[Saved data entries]
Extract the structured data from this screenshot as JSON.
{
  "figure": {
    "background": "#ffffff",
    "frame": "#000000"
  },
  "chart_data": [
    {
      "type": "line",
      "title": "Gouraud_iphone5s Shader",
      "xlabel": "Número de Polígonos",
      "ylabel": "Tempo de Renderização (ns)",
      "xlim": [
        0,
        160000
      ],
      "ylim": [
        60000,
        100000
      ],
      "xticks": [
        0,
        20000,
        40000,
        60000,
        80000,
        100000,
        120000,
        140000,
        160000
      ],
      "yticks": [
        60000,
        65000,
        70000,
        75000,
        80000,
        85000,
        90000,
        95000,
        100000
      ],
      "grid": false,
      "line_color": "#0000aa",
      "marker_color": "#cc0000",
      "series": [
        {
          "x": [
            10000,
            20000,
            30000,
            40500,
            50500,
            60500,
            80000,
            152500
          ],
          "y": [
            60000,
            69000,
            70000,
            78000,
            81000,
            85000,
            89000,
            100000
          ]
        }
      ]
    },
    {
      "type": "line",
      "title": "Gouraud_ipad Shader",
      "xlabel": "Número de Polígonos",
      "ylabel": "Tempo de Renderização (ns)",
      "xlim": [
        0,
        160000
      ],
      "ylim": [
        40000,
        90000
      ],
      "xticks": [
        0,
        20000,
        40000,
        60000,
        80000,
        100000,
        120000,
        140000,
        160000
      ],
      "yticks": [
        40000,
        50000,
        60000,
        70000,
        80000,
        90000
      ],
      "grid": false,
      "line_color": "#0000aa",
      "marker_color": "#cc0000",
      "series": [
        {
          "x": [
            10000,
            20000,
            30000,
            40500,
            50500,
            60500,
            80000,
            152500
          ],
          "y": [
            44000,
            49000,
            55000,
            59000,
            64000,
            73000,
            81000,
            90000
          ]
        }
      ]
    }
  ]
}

**What is being asked**
Copy out the whole listing exactly as written.

**Correct response**
Extract the structured data from this screenshot as JSON.
{
  "figure": {
    "background": "#ffffff",
    "frame": "#000000"
  },
  "chart_data": [
    {
      "type": "line",
      "title": "Gouraud_iphone5s Shader",
      "xlabel": "Número de Polígonos",
      "ylabel": "Tempo de Renderização (ns)",
      "xlim": [
        0,
        160000
      ],
      "ylim": [
        60000,
        100000
      ],
      "xticks": [
        0,
        20000,
        40000,
        60000,
        80000,
        100000,
        120000,
        140000,
        160000
      ],
      "yticks": [
        60000,
        65000,
        70000,
        75000,
        80000,
        85000,
        90000,
        95000,
        100000
      ],
      "grid": false,
      "line_color": "#0000aa",
      "marker_color": "#cc0000",
      "series": [
        {
          "x": [
            10000,
            20000,
            30000,
            40500,
            50500,
            60500,
            80000,
            152500
          ],
          "y": [
            60000,
            69000,
            70000,
            78000,
            81000,
            85000,
            89000,
            100000
          ]
        }
      ]
    },
    {
      "type": "line",
      "title": "Gouraud_ipad Shader",
      "xlabel": "Número de Polígonos",
      "ylabel": "Tempo de Renderização (ns)",
      "xlim": [
        0,
        160000
      ],
      "ylim": [
        40000,
        90000
      ],
      "xticks": [
        0,
        20000,
        40000,
        60000,
        80000,
        100000,
        120000,
        140000,
        160000
      ],
      "yticks": [
        40000,
        50000,
        60000,
        70000,
        80000,
        90000
      ],
      "grid": false,
      "line_color": "#0000aa",
      "marker_color": "#cc0000",
      "series": [
        {
          "x": [
            10000,
            20000,
            30000,
            40500,
            50500,
            60500,
            80000,
            152500
          ],
          "y": [
            44000,
            49000,
            55000,
            59000,
            64000,
            73000,
            81000,
            90000
          ]
        }
      ]
    }
  ]
}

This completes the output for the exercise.